== JOB ==
Below are the entries; count the lines in them that contain the word "highlighted" and give only the number.

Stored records
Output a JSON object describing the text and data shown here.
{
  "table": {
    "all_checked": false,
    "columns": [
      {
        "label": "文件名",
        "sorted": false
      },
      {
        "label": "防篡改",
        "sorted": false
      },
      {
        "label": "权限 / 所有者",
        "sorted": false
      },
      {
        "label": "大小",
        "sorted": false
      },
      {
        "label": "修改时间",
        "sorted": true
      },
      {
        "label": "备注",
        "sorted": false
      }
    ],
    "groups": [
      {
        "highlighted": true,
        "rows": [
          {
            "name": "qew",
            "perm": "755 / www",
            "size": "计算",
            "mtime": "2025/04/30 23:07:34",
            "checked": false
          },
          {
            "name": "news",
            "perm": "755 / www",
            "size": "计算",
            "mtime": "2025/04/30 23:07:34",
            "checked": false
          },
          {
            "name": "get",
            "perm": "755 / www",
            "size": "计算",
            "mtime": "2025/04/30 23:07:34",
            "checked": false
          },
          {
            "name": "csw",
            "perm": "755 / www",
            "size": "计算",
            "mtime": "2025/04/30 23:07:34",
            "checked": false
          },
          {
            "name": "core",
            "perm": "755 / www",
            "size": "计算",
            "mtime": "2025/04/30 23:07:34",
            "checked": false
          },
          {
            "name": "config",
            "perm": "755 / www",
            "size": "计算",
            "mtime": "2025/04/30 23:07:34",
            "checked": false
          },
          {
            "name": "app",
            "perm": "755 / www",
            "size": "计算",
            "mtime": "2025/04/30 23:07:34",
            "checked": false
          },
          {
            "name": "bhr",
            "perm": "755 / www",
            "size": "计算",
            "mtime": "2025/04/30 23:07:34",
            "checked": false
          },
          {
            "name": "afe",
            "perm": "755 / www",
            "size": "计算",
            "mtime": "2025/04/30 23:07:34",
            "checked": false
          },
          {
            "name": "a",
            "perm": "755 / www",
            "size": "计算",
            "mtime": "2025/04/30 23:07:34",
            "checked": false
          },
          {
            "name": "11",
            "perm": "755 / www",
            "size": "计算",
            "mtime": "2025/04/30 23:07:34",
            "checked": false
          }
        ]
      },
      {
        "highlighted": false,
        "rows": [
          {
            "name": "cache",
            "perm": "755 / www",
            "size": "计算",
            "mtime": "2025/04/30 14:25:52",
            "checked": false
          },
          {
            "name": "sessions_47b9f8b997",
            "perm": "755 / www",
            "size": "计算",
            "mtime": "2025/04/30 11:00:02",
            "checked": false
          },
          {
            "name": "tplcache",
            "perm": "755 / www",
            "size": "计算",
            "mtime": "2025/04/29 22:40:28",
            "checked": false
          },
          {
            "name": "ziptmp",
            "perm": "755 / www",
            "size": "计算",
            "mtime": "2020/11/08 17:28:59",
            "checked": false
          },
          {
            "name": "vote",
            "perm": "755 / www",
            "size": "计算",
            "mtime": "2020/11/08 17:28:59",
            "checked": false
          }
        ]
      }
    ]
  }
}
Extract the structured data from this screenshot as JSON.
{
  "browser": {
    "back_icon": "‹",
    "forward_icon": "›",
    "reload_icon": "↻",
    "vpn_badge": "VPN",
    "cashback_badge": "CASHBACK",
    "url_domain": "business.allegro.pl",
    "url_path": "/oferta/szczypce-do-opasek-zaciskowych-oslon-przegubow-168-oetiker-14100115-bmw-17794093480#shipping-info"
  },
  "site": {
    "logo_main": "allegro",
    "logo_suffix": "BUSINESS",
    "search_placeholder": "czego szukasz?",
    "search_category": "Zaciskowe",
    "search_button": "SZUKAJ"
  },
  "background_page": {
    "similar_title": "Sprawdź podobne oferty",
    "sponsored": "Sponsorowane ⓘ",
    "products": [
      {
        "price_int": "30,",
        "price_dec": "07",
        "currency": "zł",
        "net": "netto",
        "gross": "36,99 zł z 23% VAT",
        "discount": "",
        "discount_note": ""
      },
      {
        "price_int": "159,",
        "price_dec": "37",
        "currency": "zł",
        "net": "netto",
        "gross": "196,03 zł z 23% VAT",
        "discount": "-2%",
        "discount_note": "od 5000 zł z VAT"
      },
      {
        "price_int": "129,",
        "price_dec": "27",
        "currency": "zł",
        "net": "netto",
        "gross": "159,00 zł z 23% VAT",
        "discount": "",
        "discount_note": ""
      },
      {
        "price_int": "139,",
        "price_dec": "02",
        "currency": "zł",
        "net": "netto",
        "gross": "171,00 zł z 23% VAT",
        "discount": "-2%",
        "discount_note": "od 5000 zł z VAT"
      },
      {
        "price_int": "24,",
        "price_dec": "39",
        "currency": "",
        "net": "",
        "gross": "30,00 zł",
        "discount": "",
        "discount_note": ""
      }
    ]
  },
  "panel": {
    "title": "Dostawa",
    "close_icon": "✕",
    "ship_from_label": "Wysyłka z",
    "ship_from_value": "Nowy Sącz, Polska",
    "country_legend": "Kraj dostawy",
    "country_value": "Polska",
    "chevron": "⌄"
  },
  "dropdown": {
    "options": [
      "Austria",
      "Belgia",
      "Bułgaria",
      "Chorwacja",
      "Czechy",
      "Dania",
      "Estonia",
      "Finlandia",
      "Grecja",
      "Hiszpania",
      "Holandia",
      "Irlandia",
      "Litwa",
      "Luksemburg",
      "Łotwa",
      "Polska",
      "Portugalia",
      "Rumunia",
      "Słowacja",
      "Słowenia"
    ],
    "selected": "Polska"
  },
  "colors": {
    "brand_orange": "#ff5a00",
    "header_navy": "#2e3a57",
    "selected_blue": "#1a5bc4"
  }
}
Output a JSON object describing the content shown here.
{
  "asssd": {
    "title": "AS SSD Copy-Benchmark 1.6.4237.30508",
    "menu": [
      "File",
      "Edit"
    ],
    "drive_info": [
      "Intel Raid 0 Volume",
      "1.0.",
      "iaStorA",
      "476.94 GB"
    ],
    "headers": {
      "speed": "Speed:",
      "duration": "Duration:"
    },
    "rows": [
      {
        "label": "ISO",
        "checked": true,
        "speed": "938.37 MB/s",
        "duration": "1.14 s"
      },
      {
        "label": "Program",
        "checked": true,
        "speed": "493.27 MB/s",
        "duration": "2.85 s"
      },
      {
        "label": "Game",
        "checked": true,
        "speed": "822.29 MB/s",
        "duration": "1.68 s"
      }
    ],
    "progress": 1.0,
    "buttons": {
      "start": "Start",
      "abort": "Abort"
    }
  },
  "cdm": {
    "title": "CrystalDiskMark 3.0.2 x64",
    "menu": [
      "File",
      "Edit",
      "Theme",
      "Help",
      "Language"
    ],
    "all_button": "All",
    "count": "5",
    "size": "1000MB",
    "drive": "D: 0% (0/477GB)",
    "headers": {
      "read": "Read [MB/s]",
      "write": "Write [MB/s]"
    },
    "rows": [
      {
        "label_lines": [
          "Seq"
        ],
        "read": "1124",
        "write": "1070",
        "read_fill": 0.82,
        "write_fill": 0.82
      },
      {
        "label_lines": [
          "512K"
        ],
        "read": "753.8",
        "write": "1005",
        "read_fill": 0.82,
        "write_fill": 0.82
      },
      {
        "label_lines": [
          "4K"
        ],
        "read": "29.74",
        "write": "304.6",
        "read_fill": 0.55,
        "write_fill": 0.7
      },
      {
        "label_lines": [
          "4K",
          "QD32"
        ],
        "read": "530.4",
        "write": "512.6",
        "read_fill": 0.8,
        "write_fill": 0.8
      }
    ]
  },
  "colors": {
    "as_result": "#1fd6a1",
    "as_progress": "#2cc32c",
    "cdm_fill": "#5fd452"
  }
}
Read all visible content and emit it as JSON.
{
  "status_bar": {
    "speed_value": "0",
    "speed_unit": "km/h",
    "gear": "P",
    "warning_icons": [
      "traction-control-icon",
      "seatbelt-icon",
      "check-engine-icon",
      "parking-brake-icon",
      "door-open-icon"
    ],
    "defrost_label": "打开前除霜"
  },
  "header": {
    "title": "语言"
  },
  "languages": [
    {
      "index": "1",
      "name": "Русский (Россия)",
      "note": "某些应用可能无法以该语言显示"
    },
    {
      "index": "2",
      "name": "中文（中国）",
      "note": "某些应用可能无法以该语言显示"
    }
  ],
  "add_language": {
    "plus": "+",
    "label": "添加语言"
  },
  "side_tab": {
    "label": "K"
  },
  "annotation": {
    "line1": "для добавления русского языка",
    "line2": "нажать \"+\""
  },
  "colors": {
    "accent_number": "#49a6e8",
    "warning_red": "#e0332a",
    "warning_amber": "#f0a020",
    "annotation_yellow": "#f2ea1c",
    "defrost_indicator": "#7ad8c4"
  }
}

== REPLY ==
2